_The request_
Output all the entries word for word. Omit the pictures.

Saved entries:
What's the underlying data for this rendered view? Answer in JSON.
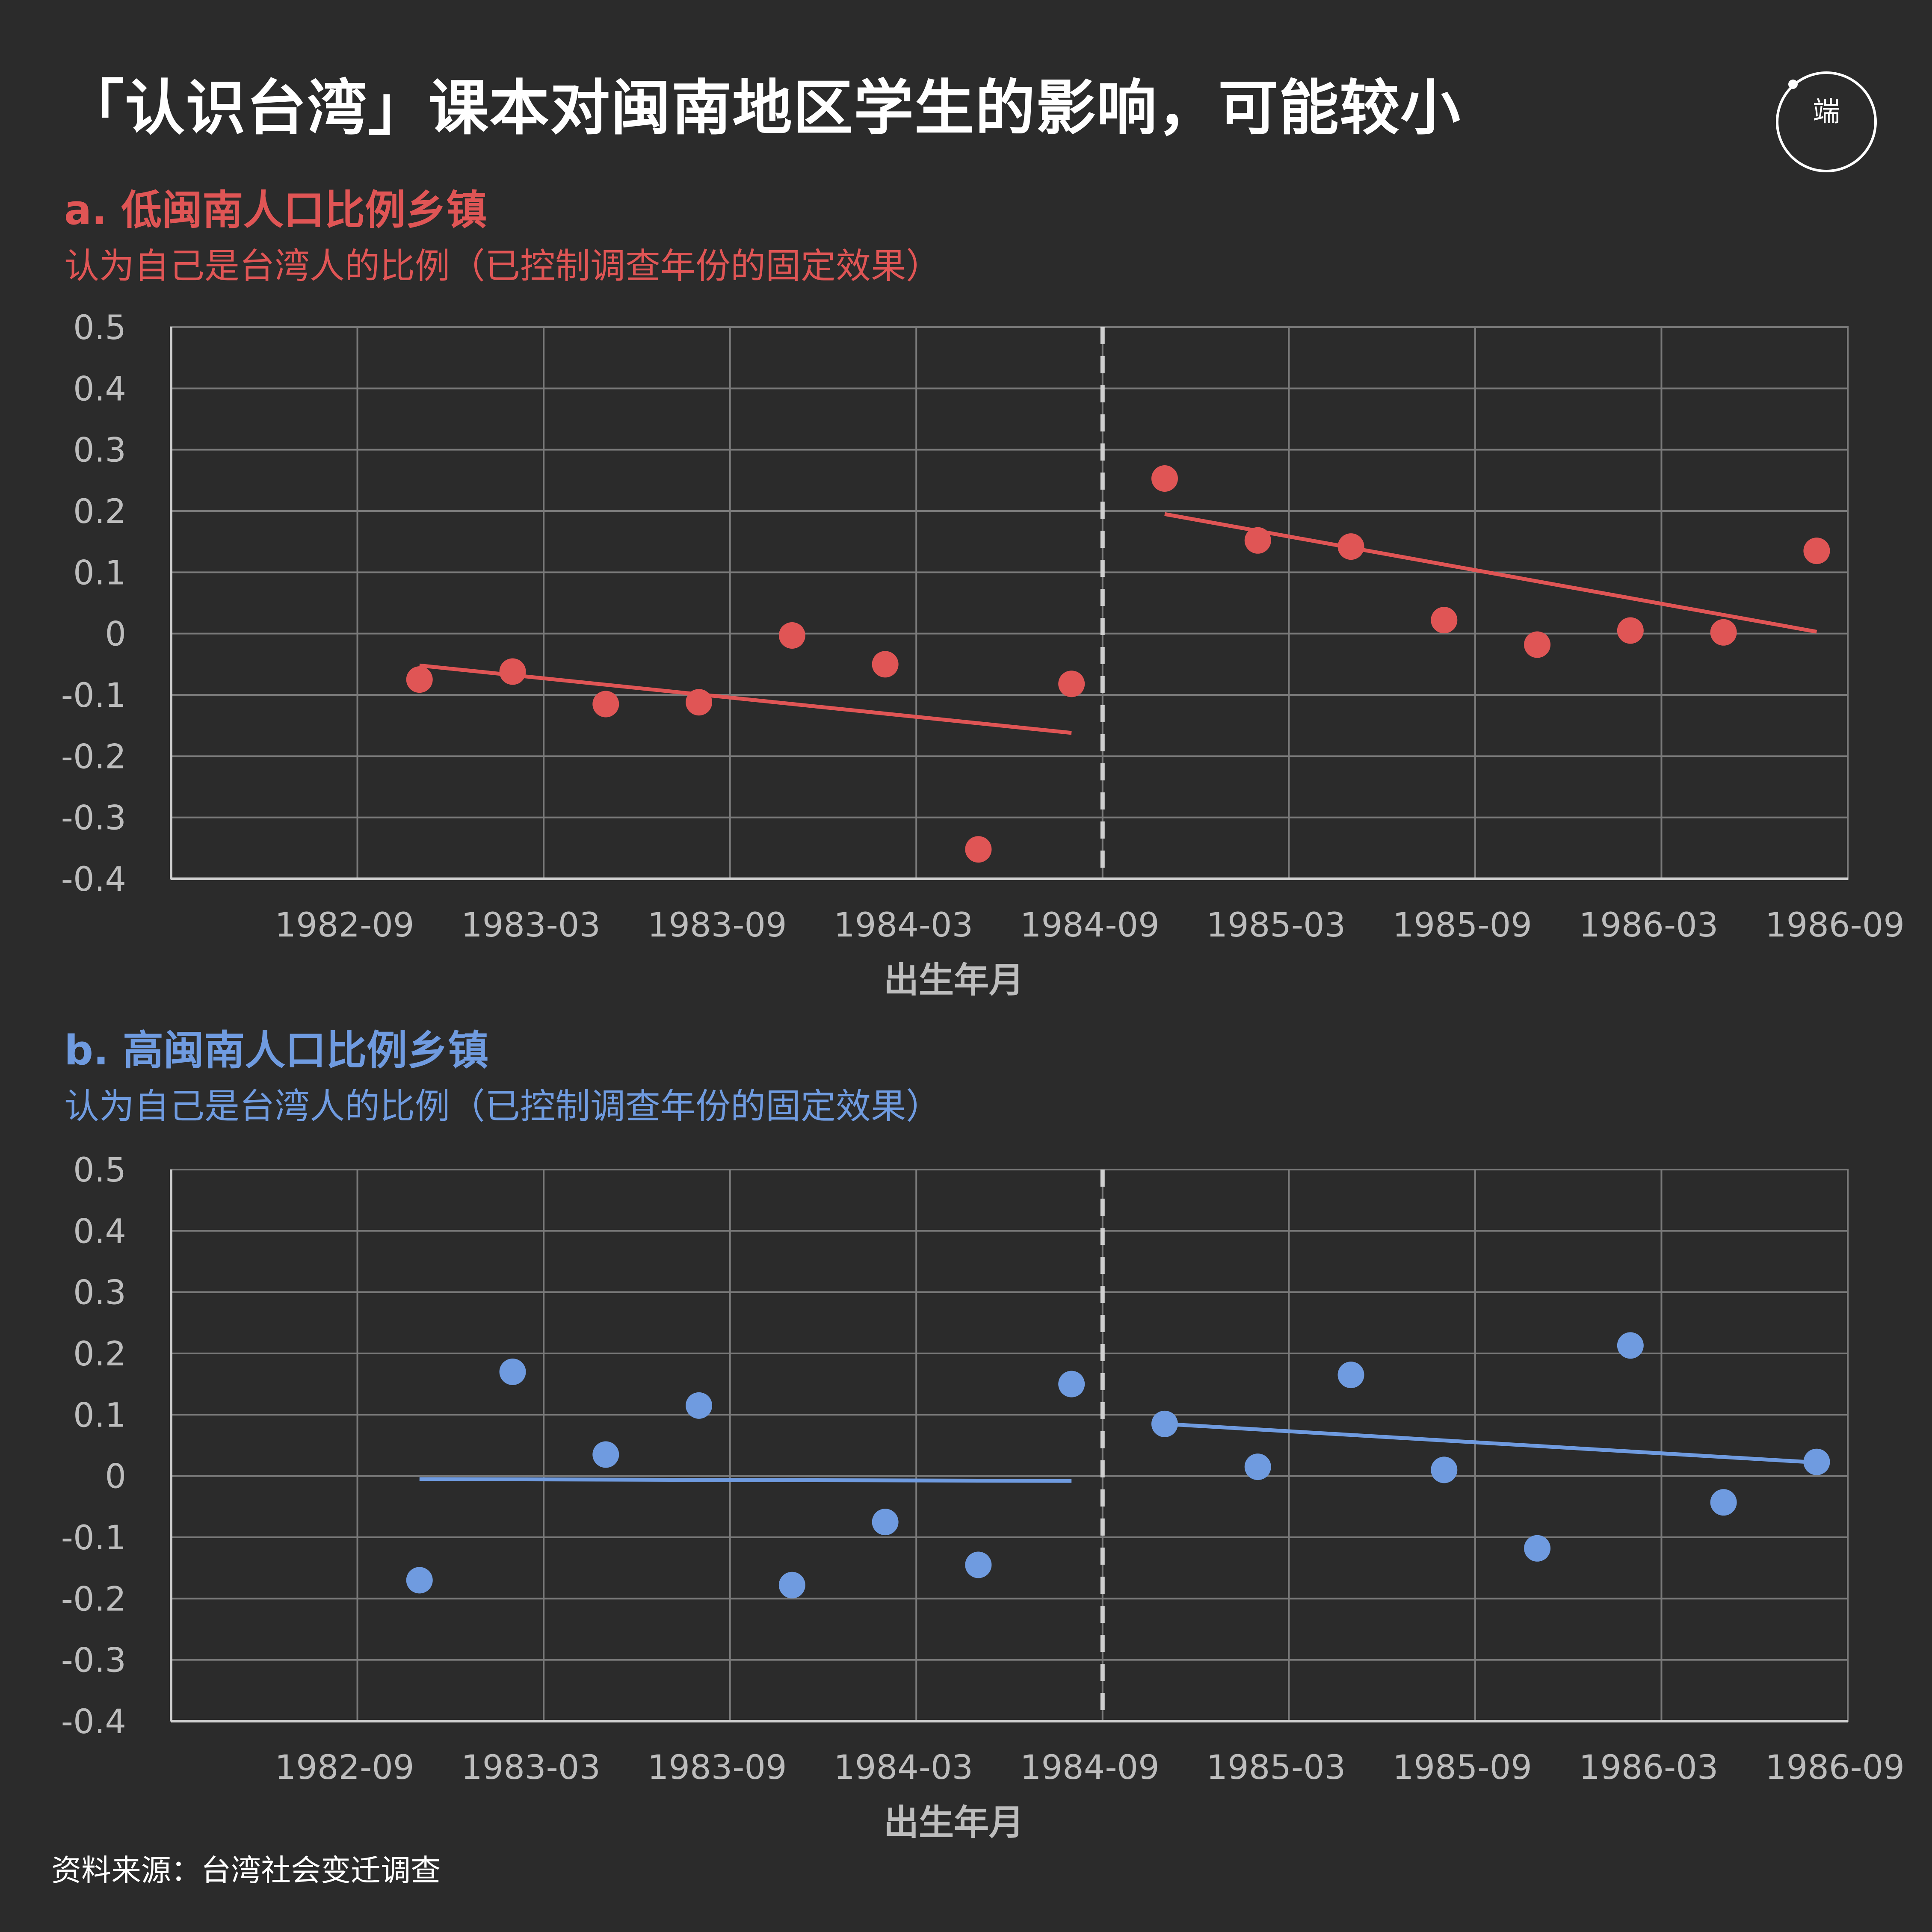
{
  "title": "「认识台湾」课本对闽南地区学生的影响，可能较小",
  "logo": {
    "icon": "theinitium-logo",
    "text": "端"
  },
  "source": "资料来源：台湾社会变迁调查",
  "colors": {
    "background": "#2b2b2b",
    "panel_a": "#e05555",
    "panel_b": "#6f9be0",
    "grid": "#7a7a7a",
    "tick": "#bdbdbd"
  },
  "chart_data": [
    {
      "type": "scatter",
      "title": "a. 低闽南人口比例乡镇",
      "subtitle": "认为自己是台湾人的比例（已控制调查年份的固定效果）",
      "xlabel": "出生年月",
      "ylabel": "",
      "x_ticks": [
        "1982-09",
        "1983-03",
        "1983-09",
        "1984-03",
        "1984-09",
        "1985-03",
        "1985-09",
        "1986-03",
        "1986-09"
      ],
      "xlim": [
        "1982-03",
        "1986-09"
      ],
      "ylim": [
        -0.4,
        0.5
      ],
      "y_ticks": [
        "0.5",
        "0.4",
        "0.3",
        "0.2",
        "0.1",
        "0",
        "-0.1",
        "-0.2",
        "-0.3",
        "-0.4"
      ],
      "grid": true,
      "cutoff": "1984-09",
      "points": [
        {
          "x": "1982-11",
          "y": -0.075
        },
        {
          "x": "1983-02",
          "y": -0.062
        },
        {
          "x": "1983-05",
          "y": -0.115
        },
        {
          "x": "1983-08",
          "y": -0.112
        },
        {
          "x": "1983-11",
          "y": -0.003
        },
        {
          "x": "1984-02",
          "y": -0.05
        },
        {
          "x": "1984-05",
          "y": -0.352
        },
        {
          "x": "1984-08",
          "y": -0.082
        },
        {
          "x": "1984-11",
          "y": 0.253
        },
        {
          "x": "1985-02",
          "y": 0.152
        },
        {
          "x": "1985-05",
          "y": 0.142
        },
        {
          "x": "1985-08",
          "y": 0.022
        },
        {
          "x": "1985-11",
          "y": -0.018
        },
        {
          "x": "1986-02",
          "y": 0.005
        },
        {
          "x": "1986-05",
          "y": 0.002
        },
        {
          "x": "1986-08",
          "y": 0.135
        }
      ],
      "fit_lines": [
        {
          "x": [
            "1982-11",
            "1984-08"
          ],
          "y": [
            -0.052,
            -0.162
          ]
        },
        {
          "x": [
            "1984-11",
            "1986-08"
          ],
          "y": [
            0.195,
            0.003
          ]
        }
      ]
    },
    {
      "type": "scatter",
      "title": "b. 高闽南人口比例乡镇",
      "subtitle": "认为自己是台湾人的比例（已控制调查年份的固定效果）",
      "xlabel": "出生年月",
      "ylabel": "",
      "x_ticks": [
        "1982-09",
        "1983-03",
        "1983-09",
        "1984-03",
        "1984-09",
        "1985-03",
        "1985-09",
        "1986-03",
        "1986-09"
      ],
      "xlim": [
        "1982-03",
        "1986-09"
      ],
      "ylim": [
        -0.4,
        0.5
      ],
      "y_ticks": [
        "0.5",
        "0.4",
        "0.3",
        "0.2",
        "0.1",
        "0",
        "-0.1",
        "-0.2",
        "-0.3",
        "-0.4"
      ],
      "grid": true,
      "cutoff": "1984-09",
      "points": [
        {
          "x": "1982-11",
          "y": -0.17
        },
        {
          "x": "1983-02",
          "y": 0.17
        },
        {
          "x": "1983-05",
          "y": 0.035
        },
        {
          "x": "1983-08",
          "y": 0.115
        },
        {
          "x": "1983-11",
          "y": -0.178
        },
        {
          "x": "1984-02",
          "y": -0.075
        },
        {
          "x": "1984-05",
          "y": -0.145
        },
        {
          "x": "1984-08",
          "y": 0.15
        },
        {
          "x": "1984-11",
          "y": 0.085
        },
        {
          "x": "1985-02",
          "y": 0.015
        },
        {
          "x": "1985-05",
          "y": 0.165
        },
        {
          "x": "1985-08",
          "y": 0.01
        },
        {
          "x": "1985-11",
          "y": -0.118
        },
        {
          "x": "1986-02",
          "y": 0.213
        },
        {
          "x": "1986-05",
          "y": -0.043
        },
        {
          "x": "1986-08",
          "y": 0.023
        }
      ],
      "fit_lines": [
        {
          "x": [
            "1982-11",
            "1984-08"
          ],
          "y": [
            -0.005,
            -0.008
          ]
        },
        {
          "x": [
            "1984-11",
            "1986-08"
          ],
          "y": [
            0.085,
            0.022
          ]
        }
      ]
    }
  ]
}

_Answer below_
What's the underlying data for this rendered view? Answer in JSON.
{
  "title": "「认识台湾」课本对闽南地区学生的影响，可能较小",
  "logo": {
    "icon": "theinitium-logo",
    "text": "端"
  },
  "source": "资料来源：台湾社会变迁调查",
  "colors": {
    "background": "#2b2b2b",
    "panel_a": "#e05555",
    "panel_b": "#6f9be0",
    "grid": "#7a7a7a",
    "tick": "#bdbdbd"
  },
  "chart_data": [
    {
      "type": "scatter",
      "title": "a. 低闽南人口比例乡镇",
      "subtitle": "认为自己是台湾人的比例（已控制调查年份的固定效果）",
      "xlabel": "出生年月",
      "ylabel": "",
      "x_ticks": [
        "1982-09",
        "1983-03",
        "1983-09",
        "1984-03",
        "1984-09",
        "1985-03",
        "1985-09",
        "1986-03",
        "1986-09"
      ],
      "xlim": [
        "1982-03",
        "1986-09"
      ],
      "ylim": [
        -0.4,
        0.5
      ],
      "y_ticks": [
        "0.5",
        "0.4",
        "0.3",
        "0.2",
        "0.1",
        "0",
        "-0.1",
        "-0.2",
        "-0.3",
        "-0.4"
      ],
      "grid": true,
      "cutoff": "1984-09",
      "points": [
        {
          "x": "1982-11",
          "y": -0.075
        },
        {
          "x": "1983-02",
          "y": -0.062
        },
        {
          "x": "1983-05",
          "y": -0.115
        },
        {
          "x": "1983-08",
          "y": -0.112
        },
        {
          "x": "1983-11",
          "y": -0.003
        },
        {
          "x": "1984-02",
          "y": -0.05
        },
        {
          "x": "1984-05",
          "y": -0.352
        },
        {
          "x": "1984-08",
          "y": -0.082
        },
        {
          "x": "1984-11",
          "y": 0.253
        },
        {
          "x": "1985-02",
          "y": 0.152
        },
        {
          "x": "1985-05",
          "y": 0.142
        },
        {
          "x": "1985-08",
          "y": 0.022
        },
        {
          "x": "1985-11",
          "y": -0.018
        },
        {
          "x": "1986-02",
          "y": 0.005
        },
        {
          "x": "1986-05",
          "y": 0.002
        },
        {
          "x": "1986-08",
          "y": 0.135
        }
      ],
      "fit_lines": [
        {
          "x": [
            "1982-11",
            "1984-08"
          ],
          "y": [
            -0.052,
            -0.162
          ]
        },
        {
          "x": [
            "1984-11",
            "1986-08"
          ],
          "y": [
            0.195,
            0.003
          ]
        }
      ]
    },
    {
      "type": "scatter",
      "title": "b. 高闽南人口比例乡镇",
      "subtitle": "认为自己是台湾人的比例（已控制调查年份的固定效果）",
      "xlabel": "出生年月",
      "ylabel": "",
      "x_ticks": [
        "1982-09",
        "1983-03",
        "1983-09",
        "1984-03",
        "1984-09",
        "1985-03",
        "1985-09",
        "1986-03",
        "1986-09"
      ],
      "xlim": [
        "1982-03",
        "1986-09"
      ],
      "ylim": [
        -0.4,
        0.5
      ],
      "y_ticks": [
        "0.5",
        "0.4",
        "0.3",
        "0.2",
        "0.1",
        "0",
        "-0.1",
        "-0.2",
        "-0.3",
        "-0.4"
      ],
      "grid": true,
      "cutoff": "1984-09",
      "points": [
        {
          "x": "1982-11",
          "y": -0.17
        },
        {
          "x": "1983-02",
          "y": 0.17
        },
        {
          "x": "1983-05",
          "y": 0.035
        },
        {
          "x": "1983-08",
          "y": 0.115
        },
        {
          "x": "1983-11",
          "y": -0.178
        },
        {
          "x": "1984-02",
          "y": -0.075
        },
        {
          "x": "1984-05",
          "y": -0.145
        },
        {
          "x": "1984-08",
          "y": 0.15
        },
        {
          "x": "1984-11",
          "y": 0.085
        },
        {
          "x": "1985-02",
          "y": 0.015
        },
        {
          "x": "1985-05",
          "y": 0.165
        },
        {
          "x": "1985-08",
          "y": 0.01
        },
        {
          "x": "1985-11",
          "y": -0.118
        },
        {
          "x": "1986-02",
          "y": 0.213
        },
        {
          "x": "1986-05",
          "y": -0.043
        },
        {
          "x": "1986-08",
          "y": 0.023
        }
      ],
      "fit_lines": [
        {
          "x": [
            "1982-11",
            "1984-08"
          ],
          "y": [
            -0.005,
            -0.008
          ]
        },
        {
          "x": [
            "1984-11",
            "1986-08"
          ],
          "y": [
            0.085,
            0.022
          ]
        }
      ]
    }
  ]
}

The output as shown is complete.